Wherever the word "sind" appears in a line, copy that line.

--- begin DATA IN THIS EXERCISE ---

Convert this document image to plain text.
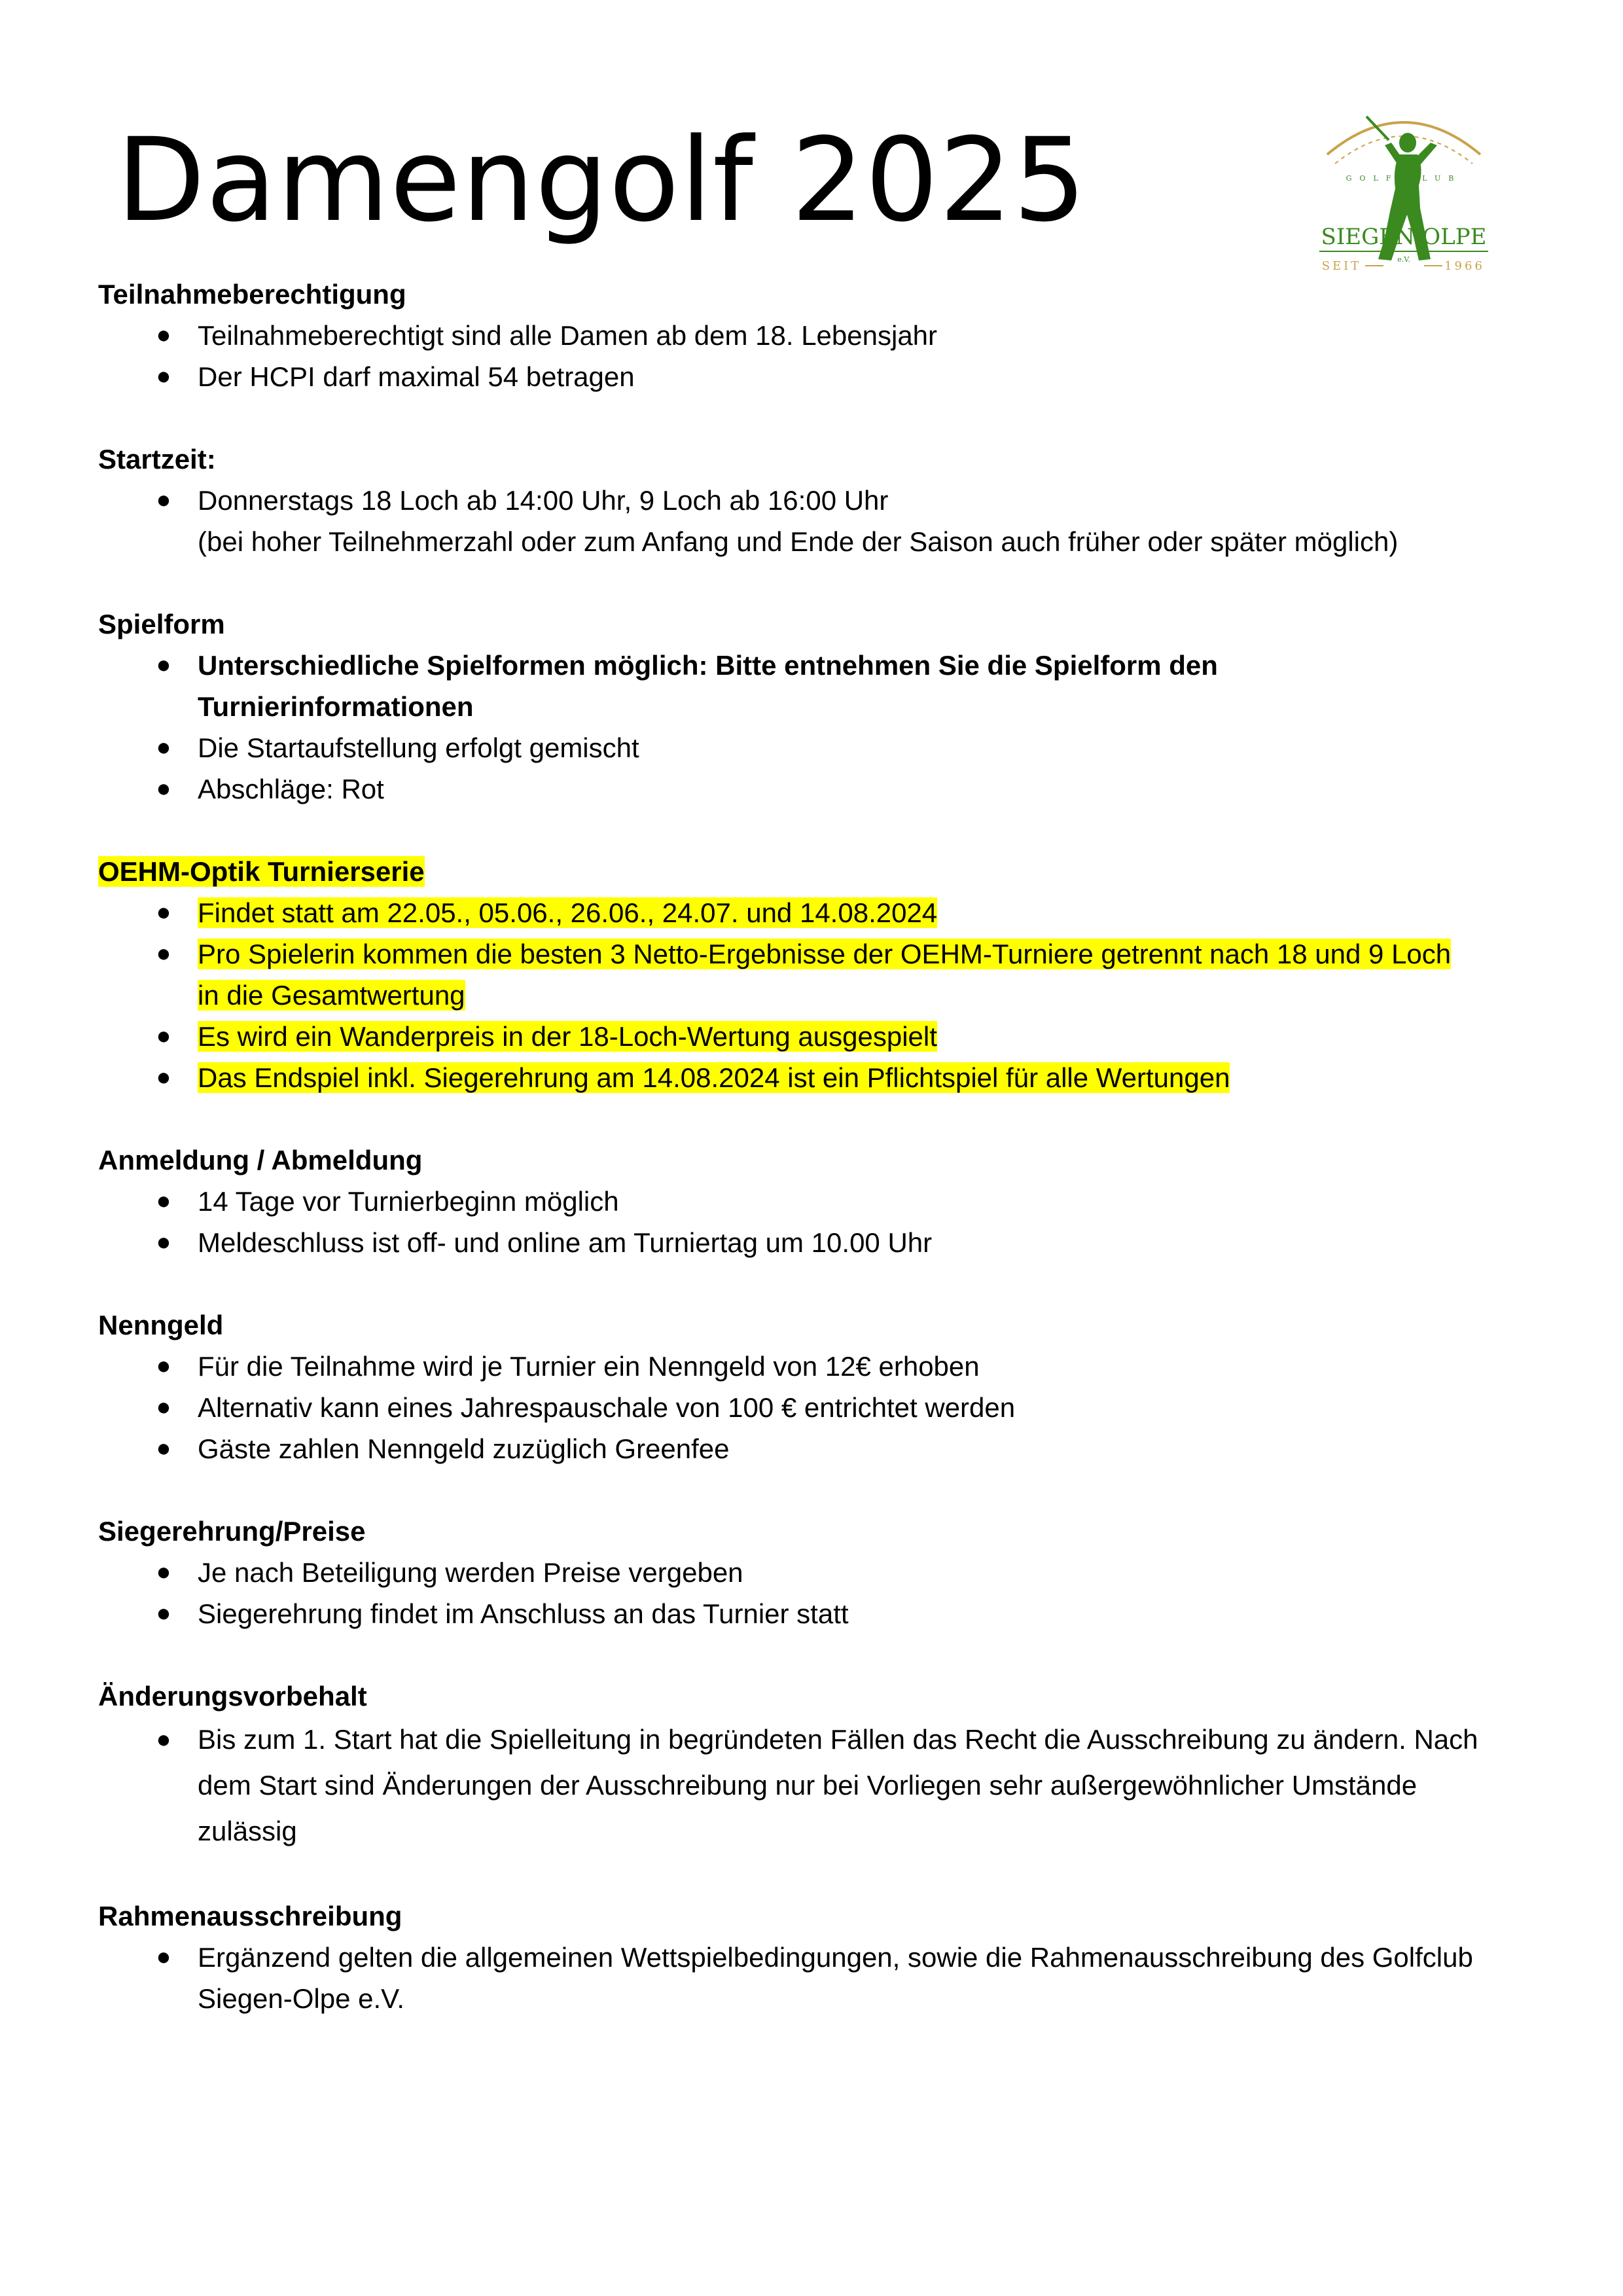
Damengolf 2025	GOLF CLUB
SIEGEN-OLPE
e.V.
SEIT	1966
Teilnahmeberechtigung
● Teilnahmeberechtigt sind alle Damen ab dem 18. Lebensjahr
● Der HCPI darf maximal 54 betragen
Startzeit:
● Donnerstags 18 Loch ab 14:00 Uhr, 9 Loch ab 16:00 Uhr
(bei hoher Teilnehmerzahl oder zum Anfang und Ende der Saison auch früher oder später möglich)
Spielform
● Unterschiedliche Spielformen möglich: Bitte entnehmen Sie die Spielform den Turnierinformationen
● Die Startaufstellung erfolgt gemischt
● Abschläge: Rot
OEHM-Optik Turnierserie
● Findet statt am 22.05., 05.06., 26.06., 24.07. und 14.08.2024
● Pro Spielerin kommen die besten 3 Netto-Ergebnisse der OEHM-Turniere getrennt nach 18 und 9 Loch in die Gesamtwertung
● Es wird ein Wanderpreis in der 18-Loch-Wertung ausgespielt
● Das Endspiel inkl. Siegerehrung am 14.08.2024 ist ein Pflichtspiel für alle Wertungen
Anmeldung / Abmeldung
● 14 Tage vor Turnierbeginn möglich
● Meldeschluss ist off- und online am Turniertag um 10.00 Uhr
Nenngeld
● Für die Teilnahme wird je Turnier ein Nenngeld von 12€ erhoben
● Alternativ kann eines Jahrespauschale von 100 € entrichtet werden
● Gäste zahlen Nenngeld zuzüglich Greenfee
Siegerehrung/Preise
● Je nach Beteiligung werden Preise vergeben
● Siegerehrung findet im Anschluss an das Turnier statt
Änderungsvorbehalt
● Bis zum 1. Start hat die Spielleitung in begründeten Fällen das Recht die Ausschreibung zu ändern. Nach dem Start sind Änderungen der Ausschreibung nur bei Vorliegen sehr außergewöhnlicher Umstände zulässig
Rahmenausschreibung
● Ergänzend gelten die allgemeinen Wettspielbedingungen, sowie die Rahmenausschreibung des Golfclub Siegen-Olpe e.V.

--- end DATA IN THIS EXERCISE ---

- SOLUTION TO THIS EXERCISE:
● Teilnahmeberechtigt sind alle Damen ab dem 18. Lebensjahr
● Bis zum 1. Start hat die Spielleitung in begründeten Fällen das Recht die Ausschreibung zu ändern. Nach dem Start sind Änderungen der Ausschreibung nur bei Vorliegen sehr außergewöhnlicher Umstände zulässig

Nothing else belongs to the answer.